>> start

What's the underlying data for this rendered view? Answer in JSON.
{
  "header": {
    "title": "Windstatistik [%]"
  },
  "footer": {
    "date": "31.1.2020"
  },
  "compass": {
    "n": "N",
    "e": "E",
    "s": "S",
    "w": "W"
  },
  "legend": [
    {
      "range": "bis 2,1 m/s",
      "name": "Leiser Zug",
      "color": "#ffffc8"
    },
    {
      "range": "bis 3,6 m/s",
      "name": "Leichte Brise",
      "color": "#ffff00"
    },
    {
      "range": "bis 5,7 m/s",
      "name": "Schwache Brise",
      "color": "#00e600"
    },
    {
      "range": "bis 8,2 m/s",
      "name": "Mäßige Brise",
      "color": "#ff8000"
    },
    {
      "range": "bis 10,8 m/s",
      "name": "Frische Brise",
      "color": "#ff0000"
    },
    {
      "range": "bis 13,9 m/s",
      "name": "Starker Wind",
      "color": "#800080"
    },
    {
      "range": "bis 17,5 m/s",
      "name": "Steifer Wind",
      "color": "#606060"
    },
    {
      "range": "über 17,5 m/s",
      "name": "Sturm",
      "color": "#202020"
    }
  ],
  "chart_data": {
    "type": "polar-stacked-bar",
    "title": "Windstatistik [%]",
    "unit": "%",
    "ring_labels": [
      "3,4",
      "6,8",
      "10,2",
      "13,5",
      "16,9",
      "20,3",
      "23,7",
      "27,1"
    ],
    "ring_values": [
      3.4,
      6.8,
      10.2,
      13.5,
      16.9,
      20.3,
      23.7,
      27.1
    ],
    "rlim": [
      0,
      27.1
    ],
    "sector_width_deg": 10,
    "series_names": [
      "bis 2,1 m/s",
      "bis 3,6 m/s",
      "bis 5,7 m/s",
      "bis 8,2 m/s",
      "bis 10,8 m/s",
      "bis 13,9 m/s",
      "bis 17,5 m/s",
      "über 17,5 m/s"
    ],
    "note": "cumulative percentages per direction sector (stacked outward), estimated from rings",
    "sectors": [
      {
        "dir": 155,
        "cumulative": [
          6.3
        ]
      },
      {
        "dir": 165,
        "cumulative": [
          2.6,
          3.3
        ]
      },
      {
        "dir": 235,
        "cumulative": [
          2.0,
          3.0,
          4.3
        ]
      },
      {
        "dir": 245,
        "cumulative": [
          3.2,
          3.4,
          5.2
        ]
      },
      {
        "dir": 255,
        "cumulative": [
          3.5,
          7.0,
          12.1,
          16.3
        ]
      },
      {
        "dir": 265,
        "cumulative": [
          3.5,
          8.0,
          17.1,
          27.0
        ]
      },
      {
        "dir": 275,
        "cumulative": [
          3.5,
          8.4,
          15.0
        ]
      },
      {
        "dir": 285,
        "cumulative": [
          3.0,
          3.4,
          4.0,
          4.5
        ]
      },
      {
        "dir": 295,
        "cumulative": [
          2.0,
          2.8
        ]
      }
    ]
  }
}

>> end

Exercise goal: Output the lines above verbatim and in full.

Solution:
What's the underlying data for this rendered view? Answer in JSON.
{
  "header": {
    "title": "Windstatistik [%]"
  },
  "footer": {
    "date": "31.1.2020"
  },
  "compass": {
    "n": "N",
    "e": "E",
    "s": "S",
    "w": "W"
  },
  "legend": [
    {
      "range": "bis 2,1 m/s",
      "name": "Leiser Zug",
      "color": "#ffffc8"
    },
    {
      "range": "bis 3,6 m/s",
      "name": "Leichte Brise",
      "color": "#ffff00"
    },
    {
      "range": "bis 5,7 m/s",
      "name": "Schwache Brise",
      "color": "#00e600"
    },
    {
      "range": "bis 8,2 m/s",
      "name": "Mäßige Brise",
      "color": "#ff8000"
    },
    {
      "range": "bis 10,8 m/s",
      "name": "Frische Brise",
      "color": "#ff0000"
    },
    {
      "range": "bis 13,9 m/s",
      "name": "Starker Wind",
      "color": "#800080"
    },
    {
      "range": "bis 17,5 m/s",
      "name": "Steifer Wind",
      "color": "#606060"
    },
    {
      "range": "über 17,5 m/s",
      "name": "Sturm",
      "color": "#202020"
    }
  ],
  "chart_data": {
    "type": "polar-stacked-bar",
    "title": "Windstatistik [%]",
    "unit": "%",
    "ring_labels": [
      "3,4",
      "6,8",
      "10,2",
      "13,5",
      "16,9",
      "20,3",
      "23,7",
      "27,1"
    ],
    "ring_values": [
      3.4,
      6.8,
      10.2,
      13.5,
      16.9,
      20.3,
      23.7,
      27.1
    ],
    "rlim": [
      0,
      27.1
    ],
    "sector_width_deg": 10,
    "series_names": [
      "bis 2,1 m/s",
      "bis 3,6 m/s",
      "bis 5,7 m/s",
      "bis 8,2 m/s",
      "bis 10,8 m/s",
      "bis 13,9 m/s",
      "bis 17,5 m/s",
      "über 17,5 m/s"
    ],
    "note": "cumulative percentages per direction sector (stacked outward), estimated from rings",
    "sectors": [
      {
        "dir": 155,
        "cumulative": [
          6.3
        ]
      },
      {
        "dir": 165,
        "cumulative": [
          2.6,
          3.3
        ]
      },
      {
        "dir": 235,
        "cumulative": [
          2.0,
          3.0,
          4.3
        ]
      },
      {
        "dir": 245,
        "cumulative": [
          3.2,
          3.4,
          5.2
        ]
      },
      {
        "dir": 255,
        "cumulative": [
          3.5,
          7.0,
          12.1,
          16.3
        ]
      },
      {
        "dir": 265,
        "cumulative": [
          3.5,
          8.0,
          17.1,
          27.0
        ]
      },
      {
        "dir": 275,
        "cumulative": [
          3.5,
          8.4,
          15.0
        ]
      },
      {
        "dir": 285,
        "cumulative": [
          3.0,
          3.4,
          4.0,
          4.5
        ]
      },
      {
        "dir": 295,
        "cumulative": [
          2.0,
          2.8
        ]
      }
    ]
  }
}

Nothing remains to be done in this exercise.